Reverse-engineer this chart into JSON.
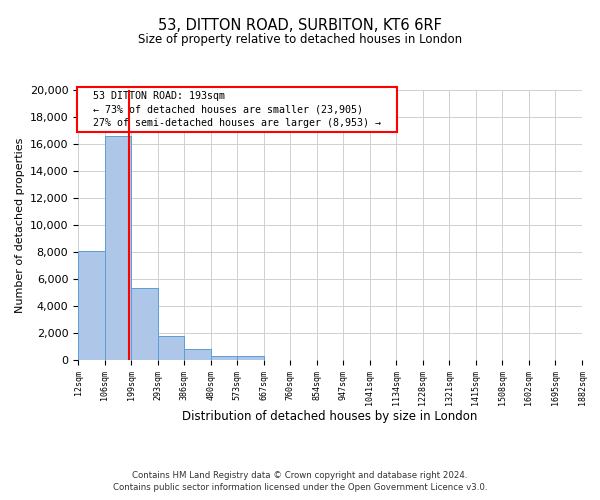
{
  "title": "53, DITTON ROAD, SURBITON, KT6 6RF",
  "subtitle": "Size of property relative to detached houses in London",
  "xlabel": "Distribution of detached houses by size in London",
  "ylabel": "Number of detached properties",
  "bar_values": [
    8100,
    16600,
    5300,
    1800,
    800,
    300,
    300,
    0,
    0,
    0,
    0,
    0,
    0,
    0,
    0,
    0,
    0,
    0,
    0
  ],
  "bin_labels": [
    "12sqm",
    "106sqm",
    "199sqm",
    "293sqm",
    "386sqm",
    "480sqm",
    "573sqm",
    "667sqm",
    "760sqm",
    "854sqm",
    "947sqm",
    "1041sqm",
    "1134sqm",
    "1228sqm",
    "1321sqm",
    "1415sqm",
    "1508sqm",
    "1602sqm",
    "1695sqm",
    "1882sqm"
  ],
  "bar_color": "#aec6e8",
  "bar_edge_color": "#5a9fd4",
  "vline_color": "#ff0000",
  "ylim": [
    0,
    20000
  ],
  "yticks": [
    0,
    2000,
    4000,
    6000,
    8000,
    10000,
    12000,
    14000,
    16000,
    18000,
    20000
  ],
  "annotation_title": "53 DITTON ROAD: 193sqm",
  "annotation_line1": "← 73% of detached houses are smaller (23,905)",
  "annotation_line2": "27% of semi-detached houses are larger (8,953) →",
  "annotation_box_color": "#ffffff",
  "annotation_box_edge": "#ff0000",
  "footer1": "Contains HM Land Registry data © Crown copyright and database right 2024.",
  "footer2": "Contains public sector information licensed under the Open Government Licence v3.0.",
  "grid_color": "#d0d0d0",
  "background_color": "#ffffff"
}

==

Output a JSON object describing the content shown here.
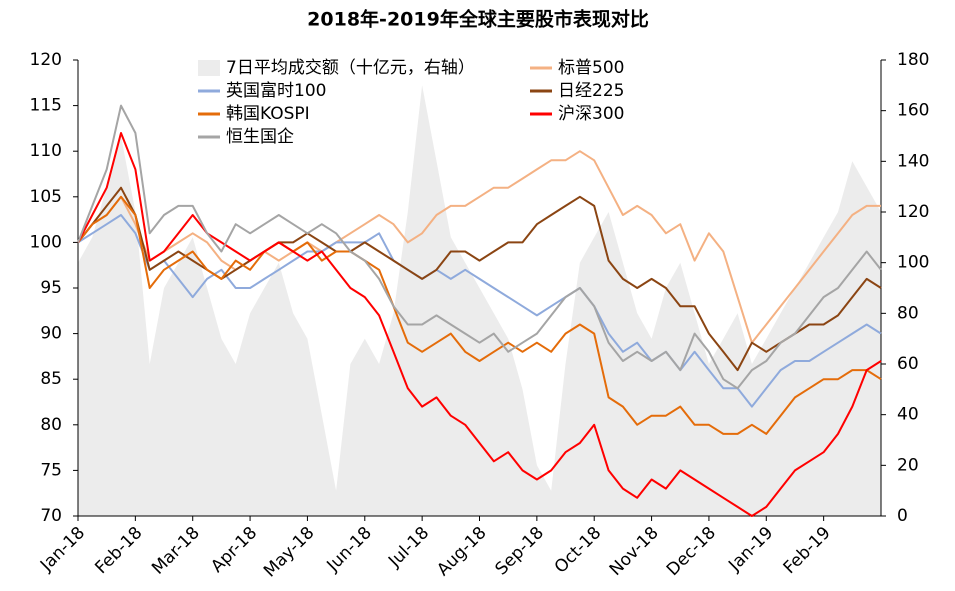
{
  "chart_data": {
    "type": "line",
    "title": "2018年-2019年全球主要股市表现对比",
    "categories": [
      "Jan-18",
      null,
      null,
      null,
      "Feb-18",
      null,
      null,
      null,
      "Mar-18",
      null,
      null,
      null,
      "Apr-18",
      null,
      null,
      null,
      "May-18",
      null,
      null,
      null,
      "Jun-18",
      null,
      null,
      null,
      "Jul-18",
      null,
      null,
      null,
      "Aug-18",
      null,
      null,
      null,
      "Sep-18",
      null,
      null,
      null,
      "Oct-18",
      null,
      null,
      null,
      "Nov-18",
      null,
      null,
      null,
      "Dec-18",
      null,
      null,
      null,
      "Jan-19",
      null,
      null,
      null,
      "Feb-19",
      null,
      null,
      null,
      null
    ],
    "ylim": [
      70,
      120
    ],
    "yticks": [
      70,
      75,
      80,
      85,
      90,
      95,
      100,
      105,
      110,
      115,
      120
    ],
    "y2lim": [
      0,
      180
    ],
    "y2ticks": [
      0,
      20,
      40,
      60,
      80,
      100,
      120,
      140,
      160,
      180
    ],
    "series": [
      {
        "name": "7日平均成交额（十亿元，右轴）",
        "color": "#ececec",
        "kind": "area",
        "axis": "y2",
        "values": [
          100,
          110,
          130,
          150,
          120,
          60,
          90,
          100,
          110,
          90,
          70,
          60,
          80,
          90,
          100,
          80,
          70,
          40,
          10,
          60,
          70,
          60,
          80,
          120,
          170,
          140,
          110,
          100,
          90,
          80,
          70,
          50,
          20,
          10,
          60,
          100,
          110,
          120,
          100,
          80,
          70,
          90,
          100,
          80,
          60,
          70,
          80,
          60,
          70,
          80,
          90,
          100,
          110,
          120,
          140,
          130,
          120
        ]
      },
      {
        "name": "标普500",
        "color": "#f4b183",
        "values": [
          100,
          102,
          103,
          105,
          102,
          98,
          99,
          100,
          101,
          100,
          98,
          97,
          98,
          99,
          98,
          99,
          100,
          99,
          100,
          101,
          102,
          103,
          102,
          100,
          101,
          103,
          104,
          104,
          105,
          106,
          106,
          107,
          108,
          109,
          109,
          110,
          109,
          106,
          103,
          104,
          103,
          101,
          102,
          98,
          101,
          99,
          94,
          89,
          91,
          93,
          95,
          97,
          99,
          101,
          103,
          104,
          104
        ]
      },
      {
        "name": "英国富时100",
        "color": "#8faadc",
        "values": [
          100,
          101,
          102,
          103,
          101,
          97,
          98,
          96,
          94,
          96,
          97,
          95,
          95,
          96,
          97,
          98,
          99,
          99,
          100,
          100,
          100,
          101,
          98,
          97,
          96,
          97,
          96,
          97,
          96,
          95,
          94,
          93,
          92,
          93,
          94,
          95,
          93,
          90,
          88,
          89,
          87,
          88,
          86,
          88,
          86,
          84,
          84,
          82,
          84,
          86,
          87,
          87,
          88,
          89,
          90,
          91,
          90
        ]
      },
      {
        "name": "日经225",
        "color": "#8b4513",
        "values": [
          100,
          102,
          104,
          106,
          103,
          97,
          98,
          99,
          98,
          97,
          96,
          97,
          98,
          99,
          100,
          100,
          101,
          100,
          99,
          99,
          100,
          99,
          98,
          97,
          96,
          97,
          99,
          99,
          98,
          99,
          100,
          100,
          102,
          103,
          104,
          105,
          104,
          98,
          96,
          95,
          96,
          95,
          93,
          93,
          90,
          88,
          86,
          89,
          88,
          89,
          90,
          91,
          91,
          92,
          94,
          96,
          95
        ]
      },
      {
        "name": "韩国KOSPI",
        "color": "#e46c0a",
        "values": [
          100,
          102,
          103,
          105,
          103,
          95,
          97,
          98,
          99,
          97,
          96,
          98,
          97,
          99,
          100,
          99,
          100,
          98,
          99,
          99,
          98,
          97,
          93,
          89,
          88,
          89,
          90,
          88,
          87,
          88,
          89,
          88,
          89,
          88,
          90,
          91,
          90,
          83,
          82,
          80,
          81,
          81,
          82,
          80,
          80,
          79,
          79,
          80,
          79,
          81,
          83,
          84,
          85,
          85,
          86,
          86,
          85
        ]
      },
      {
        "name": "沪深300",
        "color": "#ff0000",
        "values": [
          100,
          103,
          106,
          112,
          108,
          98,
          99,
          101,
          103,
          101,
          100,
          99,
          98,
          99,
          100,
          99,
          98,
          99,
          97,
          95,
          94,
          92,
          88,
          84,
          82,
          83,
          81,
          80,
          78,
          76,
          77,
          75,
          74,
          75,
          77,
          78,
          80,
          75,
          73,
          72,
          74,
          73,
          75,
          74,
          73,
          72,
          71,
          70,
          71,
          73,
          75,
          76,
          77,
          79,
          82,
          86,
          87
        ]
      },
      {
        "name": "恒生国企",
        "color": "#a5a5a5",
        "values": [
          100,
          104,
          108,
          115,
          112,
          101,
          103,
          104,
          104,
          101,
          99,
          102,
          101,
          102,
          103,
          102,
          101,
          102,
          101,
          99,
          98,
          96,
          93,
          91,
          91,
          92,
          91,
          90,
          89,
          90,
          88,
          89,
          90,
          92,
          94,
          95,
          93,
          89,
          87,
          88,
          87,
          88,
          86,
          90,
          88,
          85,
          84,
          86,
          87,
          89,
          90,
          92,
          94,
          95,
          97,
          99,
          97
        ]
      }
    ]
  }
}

### Written exercise:
Using the records above, copy each line that contains "ROAD".

### Problem solution:
  "title": "53, DITTON ROAD, SURBITON, KT6 6RF",
  "annotation_title": "53 DITTON ROAD: 193sqm",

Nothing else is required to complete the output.